Set down exactly the lines that run from the line with "Convert this screenshot" to the end of the data, and nothing else.

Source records
--*--
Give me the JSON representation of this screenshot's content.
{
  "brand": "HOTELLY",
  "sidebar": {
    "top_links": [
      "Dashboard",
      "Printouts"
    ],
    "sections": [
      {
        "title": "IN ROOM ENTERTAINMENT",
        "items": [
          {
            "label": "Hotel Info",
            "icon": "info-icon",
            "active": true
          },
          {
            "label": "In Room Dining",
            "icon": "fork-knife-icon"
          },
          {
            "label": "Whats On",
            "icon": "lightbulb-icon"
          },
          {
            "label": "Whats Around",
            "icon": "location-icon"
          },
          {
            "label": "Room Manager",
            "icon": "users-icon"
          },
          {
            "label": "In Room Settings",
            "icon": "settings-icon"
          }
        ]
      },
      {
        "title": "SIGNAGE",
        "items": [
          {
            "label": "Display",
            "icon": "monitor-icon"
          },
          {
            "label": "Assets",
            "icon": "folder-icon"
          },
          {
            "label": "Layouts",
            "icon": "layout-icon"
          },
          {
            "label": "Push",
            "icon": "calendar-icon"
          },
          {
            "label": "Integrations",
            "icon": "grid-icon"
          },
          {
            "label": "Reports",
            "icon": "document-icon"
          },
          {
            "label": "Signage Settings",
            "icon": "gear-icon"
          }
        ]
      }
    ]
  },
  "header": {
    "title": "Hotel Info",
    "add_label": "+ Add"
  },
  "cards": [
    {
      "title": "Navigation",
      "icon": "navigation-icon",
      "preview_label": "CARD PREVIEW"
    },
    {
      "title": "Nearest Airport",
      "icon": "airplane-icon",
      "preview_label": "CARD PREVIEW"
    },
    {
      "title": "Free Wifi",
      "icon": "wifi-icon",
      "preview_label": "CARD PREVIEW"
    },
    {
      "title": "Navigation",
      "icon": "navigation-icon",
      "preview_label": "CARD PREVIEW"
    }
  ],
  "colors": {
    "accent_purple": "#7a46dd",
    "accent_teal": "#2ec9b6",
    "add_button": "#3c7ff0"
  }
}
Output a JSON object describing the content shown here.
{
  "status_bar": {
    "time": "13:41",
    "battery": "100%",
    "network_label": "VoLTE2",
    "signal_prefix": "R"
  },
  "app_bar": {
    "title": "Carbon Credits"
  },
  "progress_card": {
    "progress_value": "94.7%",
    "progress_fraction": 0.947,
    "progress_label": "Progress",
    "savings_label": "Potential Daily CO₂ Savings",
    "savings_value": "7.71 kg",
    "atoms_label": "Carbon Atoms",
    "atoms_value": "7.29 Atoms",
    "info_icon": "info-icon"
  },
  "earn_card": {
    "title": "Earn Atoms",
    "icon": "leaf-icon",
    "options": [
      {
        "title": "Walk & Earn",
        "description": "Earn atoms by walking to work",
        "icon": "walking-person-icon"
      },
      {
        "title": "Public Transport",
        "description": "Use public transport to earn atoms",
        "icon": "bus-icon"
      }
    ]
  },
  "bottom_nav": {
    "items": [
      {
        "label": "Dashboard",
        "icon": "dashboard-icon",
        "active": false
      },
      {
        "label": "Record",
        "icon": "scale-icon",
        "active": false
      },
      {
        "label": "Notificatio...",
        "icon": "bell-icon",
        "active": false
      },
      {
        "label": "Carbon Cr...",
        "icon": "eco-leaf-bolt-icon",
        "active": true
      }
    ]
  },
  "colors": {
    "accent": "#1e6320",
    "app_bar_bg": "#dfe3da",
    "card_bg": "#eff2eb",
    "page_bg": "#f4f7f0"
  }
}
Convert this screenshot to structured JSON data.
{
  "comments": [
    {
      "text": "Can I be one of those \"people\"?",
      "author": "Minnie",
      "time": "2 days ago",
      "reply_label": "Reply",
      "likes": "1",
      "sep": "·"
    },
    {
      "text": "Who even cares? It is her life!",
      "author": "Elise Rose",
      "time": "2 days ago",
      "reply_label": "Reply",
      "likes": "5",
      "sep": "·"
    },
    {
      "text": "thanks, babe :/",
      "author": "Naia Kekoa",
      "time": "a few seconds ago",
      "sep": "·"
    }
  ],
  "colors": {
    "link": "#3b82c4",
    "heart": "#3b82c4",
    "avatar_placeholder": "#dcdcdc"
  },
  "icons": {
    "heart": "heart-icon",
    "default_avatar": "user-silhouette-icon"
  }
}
--*--
Answer to this problem>
Convert this screenshot to structured JSON data.
{
  "comments": [
    {
      "text": "Can I be one of those \"people\"?",
      "author": "Minnie",
      "time": "2 days ago",
      "reply_label": "Reply",
      "likes": "1",
      "sep": "·"
    },
    {
      "text": "Who even cares? It is her life!",
      "author": "Elise Rose",
      "time": "2 days ago",
      "reply_label": "Reply",
      "likes": "5",
      "sep": "·"
    },
    {
      "text": "thanks, babe :/",
      "author": "Naia Kekoa",
      "time": "a few seconds ago",
      "sep": "·"
    }
  ],
  "colors": {
    "link": "#3b82c4",
    "heart": "#3b82c4",
    "avatar_placeholder": "#dcdcdc"
  },
  "icons": {
    "heart": "heart-icon",
    "default_avatar": "user-silhouette-icon"
  }
}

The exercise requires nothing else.